### [Your task]
Which of the lines below hold the word "bullet"? Pull each of them out.

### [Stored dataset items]
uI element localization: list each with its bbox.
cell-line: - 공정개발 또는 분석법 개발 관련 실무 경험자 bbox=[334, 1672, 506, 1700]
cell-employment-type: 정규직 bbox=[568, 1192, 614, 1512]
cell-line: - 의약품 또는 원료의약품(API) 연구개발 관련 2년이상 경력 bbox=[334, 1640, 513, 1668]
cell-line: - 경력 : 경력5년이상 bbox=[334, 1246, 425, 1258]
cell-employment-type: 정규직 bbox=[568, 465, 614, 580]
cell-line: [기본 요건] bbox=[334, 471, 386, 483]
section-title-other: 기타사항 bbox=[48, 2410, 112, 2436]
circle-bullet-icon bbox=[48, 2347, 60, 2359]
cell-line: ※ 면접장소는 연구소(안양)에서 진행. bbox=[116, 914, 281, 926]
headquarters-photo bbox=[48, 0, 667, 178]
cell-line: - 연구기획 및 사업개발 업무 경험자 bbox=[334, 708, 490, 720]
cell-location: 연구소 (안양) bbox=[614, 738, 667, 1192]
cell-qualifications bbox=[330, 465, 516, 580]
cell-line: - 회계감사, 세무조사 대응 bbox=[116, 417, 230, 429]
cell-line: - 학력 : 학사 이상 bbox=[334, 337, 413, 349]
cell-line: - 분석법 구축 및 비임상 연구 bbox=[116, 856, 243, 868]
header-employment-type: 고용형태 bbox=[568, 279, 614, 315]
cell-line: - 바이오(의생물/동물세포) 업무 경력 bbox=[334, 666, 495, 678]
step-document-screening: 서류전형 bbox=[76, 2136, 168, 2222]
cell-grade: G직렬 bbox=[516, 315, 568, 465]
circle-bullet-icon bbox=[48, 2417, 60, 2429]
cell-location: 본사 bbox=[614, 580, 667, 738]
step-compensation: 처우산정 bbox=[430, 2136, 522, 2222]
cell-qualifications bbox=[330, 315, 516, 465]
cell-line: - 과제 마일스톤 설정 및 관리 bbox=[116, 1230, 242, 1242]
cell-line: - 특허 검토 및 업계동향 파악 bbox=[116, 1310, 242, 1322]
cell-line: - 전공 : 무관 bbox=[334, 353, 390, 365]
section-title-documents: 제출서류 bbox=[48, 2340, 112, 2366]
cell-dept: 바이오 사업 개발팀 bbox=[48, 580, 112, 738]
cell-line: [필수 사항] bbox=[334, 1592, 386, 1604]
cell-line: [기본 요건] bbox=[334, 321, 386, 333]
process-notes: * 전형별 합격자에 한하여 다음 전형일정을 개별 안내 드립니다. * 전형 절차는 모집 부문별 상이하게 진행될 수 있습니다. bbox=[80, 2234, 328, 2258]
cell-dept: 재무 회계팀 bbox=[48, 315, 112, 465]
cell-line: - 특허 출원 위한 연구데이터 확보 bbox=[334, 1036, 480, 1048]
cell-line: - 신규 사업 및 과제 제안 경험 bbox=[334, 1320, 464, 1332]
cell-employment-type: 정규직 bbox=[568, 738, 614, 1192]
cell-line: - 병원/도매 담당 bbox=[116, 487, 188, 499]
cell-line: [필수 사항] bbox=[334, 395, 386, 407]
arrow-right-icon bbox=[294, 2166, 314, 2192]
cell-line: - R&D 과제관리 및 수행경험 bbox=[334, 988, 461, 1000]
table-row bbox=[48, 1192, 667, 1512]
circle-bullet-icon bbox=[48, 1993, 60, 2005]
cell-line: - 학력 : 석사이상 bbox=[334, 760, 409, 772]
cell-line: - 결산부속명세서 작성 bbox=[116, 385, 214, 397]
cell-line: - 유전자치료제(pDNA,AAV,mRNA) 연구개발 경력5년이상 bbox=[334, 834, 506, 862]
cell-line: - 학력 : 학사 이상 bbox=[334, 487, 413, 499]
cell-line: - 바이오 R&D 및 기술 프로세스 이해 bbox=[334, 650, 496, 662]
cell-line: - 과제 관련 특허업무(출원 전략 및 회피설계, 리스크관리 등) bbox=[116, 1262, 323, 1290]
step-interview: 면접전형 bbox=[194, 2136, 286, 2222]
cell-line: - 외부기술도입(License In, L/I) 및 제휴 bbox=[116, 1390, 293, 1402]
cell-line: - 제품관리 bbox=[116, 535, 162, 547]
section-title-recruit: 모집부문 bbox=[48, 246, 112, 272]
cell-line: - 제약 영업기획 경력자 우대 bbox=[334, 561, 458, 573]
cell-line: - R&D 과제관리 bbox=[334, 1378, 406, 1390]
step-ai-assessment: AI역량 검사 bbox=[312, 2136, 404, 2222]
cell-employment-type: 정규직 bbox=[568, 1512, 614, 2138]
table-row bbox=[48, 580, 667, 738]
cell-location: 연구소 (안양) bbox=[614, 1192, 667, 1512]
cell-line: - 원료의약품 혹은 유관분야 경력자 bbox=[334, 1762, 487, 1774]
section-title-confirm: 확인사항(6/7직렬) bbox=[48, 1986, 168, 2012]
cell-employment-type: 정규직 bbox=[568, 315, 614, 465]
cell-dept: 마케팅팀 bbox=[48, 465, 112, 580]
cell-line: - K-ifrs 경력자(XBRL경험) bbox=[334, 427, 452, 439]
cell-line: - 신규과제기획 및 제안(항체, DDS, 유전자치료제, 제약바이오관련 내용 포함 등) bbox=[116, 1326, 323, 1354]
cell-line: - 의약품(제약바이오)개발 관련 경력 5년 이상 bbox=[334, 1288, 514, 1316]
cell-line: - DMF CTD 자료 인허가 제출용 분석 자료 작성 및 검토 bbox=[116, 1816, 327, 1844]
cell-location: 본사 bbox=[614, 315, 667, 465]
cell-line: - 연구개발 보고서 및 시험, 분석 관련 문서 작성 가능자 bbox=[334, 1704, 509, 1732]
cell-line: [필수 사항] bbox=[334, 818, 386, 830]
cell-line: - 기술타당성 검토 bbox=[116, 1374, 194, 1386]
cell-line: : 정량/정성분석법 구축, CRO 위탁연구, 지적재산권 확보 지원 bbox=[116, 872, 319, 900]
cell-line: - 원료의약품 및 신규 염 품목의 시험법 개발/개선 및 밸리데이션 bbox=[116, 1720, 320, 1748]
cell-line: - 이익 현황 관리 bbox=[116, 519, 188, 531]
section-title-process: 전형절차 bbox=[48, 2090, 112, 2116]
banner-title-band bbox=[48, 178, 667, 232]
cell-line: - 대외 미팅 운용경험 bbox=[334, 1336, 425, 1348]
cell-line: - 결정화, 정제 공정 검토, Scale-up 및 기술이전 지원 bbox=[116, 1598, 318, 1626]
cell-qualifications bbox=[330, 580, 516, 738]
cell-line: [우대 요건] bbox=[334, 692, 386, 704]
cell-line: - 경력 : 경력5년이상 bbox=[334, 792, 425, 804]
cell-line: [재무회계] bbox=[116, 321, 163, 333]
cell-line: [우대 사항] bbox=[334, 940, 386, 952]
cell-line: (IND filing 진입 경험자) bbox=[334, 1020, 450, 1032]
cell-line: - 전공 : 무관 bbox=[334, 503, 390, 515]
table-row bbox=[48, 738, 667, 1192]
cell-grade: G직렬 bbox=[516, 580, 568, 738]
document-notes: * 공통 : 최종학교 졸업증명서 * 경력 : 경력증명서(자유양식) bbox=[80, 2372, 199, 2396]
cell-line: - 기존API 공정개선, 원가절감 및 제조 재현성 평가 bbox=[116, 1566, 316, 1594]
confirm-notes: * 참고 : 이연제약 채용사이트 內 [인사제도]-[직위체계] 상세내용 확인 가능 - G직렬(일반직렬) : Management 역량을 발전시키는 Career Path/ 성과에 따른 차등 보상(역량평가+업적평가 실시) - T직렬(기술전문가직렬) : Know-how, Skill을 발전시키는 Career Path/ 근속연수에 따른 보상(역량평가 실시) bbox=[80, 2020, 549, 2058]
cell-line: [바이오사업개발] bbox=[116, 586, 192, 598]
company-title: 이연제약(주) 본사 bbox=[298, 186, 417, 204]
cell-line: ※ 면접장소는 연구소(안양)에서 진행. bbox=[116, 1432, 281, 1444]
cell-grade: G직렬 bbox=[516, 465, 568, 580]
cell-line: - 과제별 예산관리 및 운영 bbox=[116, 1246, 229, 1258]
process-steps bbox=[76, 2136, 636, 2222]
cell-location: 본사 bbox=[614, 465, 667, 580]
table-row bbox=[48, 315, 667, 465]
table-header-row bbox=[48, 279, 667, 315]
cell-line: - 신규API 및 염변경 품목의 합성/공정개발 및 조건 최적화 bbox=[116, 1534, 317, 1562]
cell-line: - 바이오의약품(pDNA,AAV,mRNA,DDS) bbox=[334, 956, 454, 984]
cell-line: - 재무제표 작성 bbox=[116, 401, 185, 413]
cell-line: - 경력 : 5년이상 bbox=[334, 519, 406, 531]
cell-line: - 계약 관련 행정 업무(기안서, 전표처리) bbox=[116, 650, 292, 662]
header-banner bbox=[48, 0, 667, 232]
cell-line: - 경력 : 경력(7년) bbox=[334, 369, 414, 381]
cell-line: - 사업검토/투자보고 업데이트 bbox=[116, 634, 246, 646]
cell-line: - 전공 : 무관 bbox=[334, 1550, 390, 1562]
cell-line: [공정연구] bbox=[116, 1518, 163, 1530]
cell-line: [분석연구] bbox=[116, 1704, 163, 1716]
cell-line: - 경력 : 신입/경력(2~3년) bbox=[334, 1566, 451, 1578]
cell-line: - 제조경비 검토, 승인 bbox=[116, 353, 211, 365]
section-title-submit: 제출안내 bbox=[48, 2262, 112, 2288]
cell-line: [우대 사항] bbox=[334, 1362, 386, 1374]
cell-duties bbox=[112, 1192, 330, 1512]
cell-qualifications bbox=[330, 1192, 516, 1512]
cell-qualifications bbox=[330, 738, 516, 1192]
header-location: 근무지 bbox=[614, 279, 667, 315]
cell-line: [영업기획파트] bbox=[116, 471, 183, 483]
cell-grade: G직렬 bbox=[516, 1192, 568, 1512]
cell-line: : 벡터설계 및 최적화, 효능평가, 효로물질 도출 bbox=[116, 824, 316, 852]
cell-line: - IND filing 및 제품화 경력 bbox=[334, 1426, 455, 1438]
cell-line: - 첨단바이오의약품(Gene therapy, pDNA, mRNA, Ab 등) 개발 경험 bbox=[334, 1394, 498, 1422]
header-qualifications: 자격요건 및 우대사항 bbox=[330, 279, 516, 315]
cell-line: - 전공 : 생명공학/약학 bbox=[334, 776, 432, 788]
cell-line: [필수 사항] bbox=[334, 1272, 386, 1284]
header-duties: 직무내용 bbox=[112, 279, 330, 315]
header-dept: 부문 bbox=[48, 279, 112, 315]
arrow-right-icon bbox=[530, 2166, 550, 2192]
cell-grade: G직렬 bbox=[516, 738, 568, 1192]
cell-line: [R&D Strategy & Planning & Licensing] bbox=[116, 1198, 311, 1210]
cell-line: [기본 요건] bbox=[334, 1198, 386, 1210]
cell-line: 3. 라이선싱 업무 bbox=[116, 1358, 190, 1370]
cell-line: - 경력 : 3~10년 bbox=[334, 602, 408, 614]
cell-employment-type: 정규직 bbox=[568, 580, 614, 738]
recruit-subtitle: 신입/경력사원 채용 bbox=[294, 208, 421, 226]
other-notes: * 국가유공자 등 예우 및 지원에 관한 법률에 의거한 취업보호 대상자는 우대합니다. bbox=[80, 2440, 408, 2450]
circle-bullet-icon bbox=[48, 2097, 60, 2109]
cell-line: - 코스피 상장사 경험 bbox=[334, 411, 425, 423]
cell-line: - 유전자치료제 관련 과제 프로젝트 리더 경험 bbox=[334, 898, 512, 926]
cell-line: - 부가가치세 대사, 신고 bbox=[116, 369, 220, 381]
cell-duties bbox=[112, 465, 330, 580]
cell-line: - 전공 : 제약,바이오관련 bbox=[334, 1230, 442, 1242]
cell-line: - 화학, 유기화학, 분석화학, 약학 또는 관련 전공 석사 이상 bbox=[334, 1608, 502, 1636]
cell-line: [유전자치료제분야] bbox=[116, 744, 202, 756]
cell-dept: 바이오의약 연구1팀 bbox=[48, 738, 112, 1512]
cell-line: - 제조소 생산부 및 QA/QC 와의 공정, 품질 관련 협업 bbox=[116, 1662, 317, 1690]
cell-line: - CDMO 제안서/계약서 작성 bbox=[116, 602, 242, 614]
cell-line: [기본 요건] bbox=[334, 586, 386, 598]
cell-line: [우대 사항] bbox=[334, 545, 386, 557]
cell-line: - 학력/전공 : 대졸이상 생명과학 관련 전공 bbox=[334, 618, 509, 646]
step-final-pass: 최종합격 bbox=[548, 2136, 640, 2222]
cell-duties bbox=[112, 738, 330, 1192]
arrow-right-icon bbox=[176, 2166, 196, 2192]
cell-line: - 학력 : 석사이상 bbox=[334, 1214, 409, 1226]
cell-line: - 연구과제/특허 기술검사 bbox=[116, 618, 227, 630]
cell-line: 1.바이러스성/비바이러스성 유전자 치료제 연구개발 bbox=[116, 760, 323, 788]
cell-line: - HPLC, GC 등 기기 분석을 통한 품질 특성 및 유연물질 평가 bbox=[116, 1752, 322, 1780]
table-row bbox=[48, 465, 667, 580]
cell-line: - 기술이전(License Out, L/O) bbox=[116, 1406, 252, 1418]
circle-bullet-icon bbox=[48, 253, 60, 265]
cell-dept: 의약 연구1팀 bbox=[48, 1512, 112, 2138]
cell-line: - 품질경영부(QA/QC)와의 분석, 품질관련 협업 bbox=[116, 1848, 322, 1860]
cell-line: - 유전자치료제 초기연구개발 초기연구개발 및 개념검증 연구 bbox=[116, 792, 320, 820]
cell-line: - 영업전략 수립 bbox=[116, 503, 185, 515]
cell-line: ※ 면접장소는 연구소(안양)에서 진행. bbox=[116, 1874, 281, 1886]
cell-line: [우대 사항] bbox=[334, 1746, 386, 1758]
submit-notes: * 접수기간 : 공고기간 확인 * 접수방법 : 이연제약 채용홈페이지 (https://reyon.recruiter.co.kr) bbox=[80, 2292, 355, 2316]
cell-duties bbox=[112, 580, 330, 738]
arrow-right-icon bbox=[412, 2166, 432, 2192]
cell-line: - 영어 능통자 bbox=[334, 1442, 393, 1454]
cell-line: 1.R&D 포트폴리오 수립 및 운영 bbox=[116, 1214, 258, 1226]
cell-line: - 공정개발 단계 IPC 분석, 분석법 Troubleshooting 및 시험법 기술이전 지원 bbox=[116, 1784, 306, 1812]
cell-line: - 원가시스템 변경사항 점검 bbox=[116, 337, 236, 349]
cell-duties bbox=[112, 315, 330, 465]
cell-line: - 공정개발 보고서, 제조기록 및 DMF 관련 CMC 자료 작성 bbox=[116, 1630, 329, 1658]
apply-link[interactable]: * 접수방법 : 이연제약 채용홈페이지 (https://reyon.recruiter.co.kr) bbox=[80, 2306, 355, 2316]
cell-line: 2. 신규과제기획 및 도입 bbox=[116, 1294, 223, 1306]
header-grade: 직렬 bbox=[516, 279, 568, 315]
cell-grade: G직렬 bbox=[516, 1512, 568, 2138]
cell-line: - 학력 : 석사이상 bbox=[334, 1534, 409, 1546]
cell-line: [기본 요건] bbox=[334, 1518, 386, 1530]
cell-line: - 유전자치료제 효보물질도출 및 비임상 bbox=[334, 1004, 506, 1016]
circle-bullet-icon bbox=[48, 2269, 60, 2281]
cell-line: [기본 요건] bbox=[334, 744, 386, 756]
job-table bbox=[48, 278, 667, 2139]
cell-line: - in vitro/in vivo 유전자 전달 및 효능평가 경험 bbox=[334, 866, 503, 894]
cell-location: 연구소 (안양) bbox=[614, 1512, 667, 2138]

### [Written answer]
circle-bullet-icon bbox=[48, 2347, 60, 2359]
circle-bullet-icon bbox=[48, 2417, 60, 2429]
circle-bullet-icon bbox=[48, 1993, 60, 2005]
circle-bullet-icon bbox=[48, 2097, 60, 2109]
circle-bullet-icon bbox=[48, 253, 60, 265]
circle-bullet-icon bbox=[48, 2269, 60, 2281]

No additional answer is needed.